[START]
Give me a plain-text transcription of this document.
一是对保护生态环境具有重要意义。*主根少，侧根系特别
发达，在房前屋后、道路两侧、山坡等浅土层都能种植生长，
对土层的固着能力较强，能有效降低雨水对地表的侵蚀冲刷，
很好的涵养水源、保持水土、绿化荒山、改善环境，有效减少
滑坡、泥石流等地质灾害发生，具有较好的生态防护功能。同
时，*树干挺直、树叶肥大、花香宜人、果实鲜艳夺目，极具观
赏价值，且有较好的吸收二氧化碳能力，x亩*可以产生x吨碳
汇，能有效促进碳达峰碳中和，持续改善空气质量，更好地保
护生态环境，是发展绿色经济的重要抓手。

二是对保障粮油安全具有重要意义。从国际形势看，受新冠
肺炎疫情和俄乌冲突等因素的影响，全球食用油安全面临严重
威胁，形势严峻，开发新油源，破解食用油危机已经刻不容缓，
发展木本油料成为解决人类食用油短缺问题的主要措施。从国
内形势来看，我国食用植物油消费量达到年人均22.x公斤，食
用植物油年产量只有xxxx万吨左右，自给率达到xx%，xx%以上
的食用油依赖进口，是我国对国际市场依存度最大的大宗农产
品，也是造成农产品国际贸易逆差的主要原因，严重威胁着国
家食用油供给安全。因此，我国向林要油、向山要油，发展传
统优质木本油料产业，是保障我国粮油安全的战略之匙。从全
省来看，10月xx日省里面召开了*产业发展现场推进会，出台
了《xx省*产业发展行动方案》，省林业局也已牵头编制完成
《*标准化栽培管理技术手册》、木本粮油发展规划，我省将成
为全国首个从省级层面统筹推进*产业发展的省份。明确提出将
[END]
[START]
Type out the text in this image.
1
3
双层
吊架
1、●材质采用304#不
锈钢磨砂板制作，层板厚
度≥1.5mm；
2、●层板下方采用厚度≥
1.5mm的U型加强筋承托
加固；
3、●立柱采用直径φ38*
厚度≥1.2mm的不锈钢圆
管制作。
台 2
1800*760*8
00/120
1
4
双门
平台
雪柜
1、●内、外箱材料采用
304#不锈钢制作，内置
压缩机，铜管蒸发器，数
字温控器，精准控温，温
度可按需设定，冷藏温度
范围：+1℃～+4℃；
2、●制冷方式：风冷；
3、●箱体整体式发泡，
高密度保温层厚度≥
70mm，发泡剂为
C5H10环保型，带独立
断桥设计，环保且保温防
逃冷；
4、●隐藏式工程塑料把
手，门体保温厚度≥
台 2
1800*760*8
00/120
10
[END]
[START]
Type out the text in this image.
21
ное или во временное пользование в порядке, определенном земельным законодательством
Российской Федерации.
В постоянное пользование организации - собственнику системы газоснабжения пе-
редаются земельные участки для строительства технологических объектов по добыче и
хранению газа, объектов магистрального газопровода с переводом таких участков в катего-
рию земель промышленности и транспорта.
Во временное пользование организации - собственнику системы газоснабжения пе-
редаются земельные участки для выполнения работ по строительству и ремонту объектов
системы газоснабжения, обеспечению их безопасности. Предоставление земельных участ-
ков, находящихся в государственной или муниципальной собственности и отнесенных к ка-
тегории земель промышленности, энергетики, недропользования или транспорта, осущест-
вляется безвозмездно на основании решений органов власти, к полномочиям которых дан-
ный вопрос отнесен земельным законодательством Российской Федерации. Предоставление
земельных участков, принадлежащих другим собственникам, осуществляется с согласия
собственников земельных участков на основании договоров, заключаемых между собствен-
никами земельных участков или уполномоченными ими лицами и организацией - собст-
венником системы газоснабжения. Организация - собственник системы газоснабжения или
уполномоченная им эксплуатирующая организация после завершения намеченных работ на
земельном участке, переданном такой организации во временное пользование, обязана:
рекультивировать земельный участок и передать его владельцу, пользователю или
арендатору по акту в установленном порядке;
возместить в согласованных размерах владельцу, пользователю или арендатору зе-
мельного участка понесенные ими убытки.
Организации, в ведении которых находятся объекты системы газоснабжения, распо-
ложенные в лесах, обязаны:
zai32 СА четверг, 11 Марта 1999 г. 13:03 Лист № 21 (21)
[END]
- **THE PROBLEM**: Find the lines holding "временное" and list every one.

- **SOLVED EXERCISE**:
ное или во временное пользование в порядке, определенном земельным законодательством
Во временное пользование организации - собственнику системы газоснабжения пе-
земельном участке, переданном такой организации во временное пользование, обязана:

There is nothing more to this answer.